Items listed in a dataset:

------------------------

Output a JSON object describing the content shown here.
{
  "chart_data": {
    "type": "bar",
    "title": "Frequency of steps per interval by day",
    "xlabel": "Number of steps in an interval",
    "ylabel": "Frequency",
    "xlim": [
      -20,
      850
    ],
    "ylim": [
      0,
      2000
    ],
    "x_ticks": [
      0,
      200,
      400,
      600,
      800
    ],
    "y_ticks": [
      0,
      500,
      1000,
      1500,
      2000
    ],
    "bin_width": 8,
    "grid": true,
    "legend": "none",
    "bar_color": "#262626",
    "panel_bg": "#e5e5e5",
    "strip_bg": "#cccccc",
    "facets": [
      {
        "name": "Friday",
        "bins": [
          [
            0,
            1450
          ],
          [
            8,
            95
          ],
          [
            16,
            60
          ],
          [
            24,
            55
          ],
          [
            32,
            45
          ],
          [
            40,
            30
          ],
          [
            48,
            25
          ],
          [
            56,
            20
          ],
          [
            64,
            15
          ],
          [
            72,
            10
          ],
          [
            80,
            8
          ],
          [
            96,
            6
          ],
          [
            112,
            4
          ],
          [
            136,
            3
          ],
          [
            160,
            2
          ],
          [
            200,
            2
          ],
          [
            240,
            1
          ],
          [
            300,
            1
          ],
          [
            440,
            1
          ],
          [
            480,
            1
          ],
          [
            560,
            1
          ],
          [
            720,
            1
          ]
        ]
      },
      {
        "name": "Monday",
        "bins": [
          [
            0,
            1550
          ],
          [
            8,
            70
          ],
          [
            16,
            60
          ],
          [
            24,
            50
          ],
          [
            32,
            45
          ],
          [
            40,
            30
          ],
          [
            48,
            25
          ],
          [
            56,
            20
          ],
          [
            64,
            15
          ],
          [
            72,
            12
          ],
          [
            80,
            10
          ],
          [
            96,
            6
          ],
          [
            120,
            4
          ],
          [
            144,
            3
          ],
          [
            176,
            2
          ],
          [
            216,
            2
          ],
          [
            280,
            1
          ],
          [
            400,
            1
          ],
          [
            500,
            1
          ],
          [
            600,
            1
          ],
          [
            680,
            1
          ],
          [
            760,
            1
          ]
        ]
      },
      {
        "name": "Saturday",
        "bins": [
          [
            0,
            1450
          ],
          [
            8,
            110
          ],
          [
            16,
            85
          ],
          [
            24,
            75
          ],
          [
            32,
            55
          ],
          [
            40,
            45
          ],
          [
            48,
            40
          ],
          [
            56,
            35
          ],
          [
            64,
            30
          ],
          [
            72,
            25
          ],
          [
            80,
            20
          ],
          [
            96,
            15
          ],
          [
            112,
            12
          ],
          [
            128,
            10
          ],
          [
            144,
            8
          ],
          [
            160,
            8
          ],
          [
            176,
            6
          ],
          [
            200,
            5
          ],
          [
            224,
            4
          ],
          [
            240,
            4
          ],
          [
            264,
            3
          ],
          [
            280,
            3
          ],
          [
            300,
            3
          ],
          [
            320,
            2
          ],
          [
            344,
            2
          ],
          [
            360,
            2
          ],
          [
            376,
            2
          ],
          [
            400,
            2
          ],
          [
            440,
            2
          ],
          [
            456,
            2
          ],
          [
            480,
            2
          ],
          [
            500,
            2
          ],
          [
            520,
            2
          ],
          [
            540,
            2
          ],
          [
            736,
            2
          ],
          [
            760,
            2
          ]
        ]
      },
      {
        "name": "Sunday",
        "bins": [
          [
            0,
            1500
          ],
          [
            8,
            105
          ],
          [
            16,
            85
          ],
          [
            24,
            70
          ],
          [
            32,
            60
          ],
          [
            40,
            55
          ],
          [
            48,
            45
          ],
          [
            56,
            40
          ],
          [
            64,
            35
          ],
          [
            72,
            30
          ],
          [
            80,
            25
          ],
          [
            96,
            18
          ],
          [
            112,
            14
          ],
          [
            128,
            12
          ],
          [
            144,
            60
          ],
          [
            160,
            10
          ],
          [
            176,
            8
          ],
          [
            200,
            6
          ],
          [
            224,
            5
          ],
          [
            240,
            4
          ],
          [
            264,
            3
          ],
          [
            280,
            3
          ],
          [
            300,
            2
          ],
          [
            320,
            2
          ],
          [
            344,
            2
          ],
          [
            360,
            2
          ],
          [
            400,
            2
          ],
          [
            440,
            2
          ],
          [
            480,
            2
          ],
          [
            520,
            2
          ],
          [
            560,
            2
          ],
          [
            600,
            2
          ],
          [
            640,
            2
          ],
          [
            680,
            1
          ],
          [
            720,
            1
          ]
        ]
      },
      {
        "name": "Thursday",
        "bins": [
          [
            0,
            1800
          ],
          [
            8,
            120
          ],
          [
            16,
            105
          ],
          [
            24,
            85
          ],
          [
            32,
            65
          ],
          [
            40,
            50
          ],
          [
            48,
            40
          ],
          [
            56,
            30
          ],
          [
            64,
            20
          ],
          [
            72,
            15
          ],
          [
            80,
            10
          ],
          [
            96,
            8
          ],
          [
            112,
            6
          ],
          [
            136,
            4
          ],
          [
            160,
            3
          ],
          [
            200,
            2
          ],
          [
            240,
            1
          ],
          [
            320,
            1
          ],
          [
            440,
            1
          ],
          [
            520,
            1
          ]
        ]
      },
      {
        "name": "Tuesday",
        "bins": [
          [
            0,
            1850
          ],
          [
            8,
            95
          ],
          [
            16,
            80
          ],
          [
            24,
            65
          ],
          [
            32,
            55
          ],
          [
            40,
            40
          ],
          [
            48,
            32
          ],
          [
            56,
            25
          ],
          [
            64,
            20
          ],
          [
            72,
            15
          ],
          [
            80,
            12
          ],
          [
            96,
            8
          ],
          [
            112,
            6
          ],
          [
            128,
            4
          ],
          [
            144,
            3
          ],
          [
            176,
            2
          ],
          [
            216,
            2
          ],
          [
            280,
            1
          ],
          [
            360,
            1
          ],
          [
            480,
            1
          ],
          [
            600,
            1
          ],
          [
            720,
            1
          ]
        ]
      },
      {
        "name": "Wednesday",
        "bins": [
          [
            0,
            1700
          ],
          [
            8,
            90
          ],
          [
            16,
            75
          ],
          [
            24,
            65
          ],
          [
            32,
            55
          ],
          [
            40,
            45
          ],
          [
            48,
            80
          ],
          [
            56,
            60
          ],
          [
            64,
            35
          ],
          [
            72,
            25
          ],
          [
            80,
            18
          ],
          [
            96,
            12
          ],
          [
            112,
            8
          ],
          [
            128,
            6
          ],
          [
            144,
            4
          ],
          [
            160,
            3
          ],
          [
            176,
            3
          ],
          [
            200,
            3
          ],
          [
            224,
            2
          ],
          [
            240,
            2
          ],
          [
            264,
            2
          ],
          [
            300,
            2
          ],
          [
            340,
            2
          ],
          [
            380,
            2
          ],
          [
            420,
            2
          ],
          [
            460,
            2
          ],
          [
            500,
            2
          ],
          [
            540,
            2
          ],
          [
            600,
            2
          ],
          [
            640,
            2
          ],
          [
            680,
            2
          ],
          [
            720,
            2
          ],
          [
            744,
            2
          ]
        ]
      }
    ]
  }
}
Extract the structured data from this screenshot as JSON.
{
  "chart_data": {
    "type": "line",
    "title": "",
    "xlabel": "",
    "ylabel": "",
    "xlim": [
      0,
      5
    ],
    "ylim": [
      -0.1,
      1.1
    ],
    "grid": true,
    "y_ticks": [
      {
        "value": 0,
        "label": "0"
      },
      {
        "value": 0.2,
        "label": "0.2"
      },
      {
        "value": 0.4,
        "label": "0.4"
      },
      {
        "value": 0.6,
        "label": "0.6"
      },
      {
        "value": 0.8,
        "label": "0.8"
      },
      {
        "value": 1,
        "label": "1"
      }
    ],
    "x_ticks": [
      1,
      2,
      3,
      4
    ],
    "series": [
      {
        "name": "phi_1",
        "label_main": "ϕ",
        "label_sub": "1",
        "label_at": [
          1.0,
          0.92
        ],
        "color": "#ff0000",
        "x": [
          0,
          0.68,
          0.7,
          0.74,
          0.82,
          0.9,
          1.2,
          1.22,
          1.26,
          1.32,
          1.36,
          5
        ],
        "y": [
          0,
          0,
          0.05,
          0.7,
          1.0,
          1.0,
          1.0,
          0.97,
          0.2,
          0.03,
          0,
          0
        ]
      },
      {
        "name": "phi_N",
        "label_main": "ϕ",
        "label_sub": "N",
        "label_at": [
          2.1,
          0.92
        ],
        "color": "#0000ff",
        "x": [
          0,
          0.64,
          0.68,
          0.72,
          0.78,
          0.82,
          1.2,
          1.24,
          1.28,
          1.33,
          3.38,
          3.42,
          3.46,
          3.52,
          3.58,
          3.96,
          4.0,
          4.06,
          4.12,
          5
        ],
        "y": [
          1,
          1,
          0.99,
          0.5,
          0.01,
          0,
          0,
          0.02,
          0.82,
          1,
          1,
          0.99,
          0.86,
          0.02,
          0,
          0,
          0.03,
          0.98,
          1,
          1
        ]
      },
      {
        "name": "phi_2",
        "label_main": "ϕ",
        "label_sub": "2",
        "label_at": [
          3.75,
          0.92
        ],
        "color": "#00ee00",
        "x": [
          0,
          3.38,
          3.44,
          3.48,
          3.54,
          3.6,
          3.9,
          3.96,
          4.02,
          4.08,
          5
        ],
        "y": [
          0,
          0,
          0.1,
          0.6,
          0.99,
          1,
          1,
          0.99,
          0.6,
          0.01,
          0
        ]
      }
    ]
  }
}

------------------------

Count how many lines above include the word "name" and answer with that figure only.

● **RESULT OF THE EXERCISE**:
10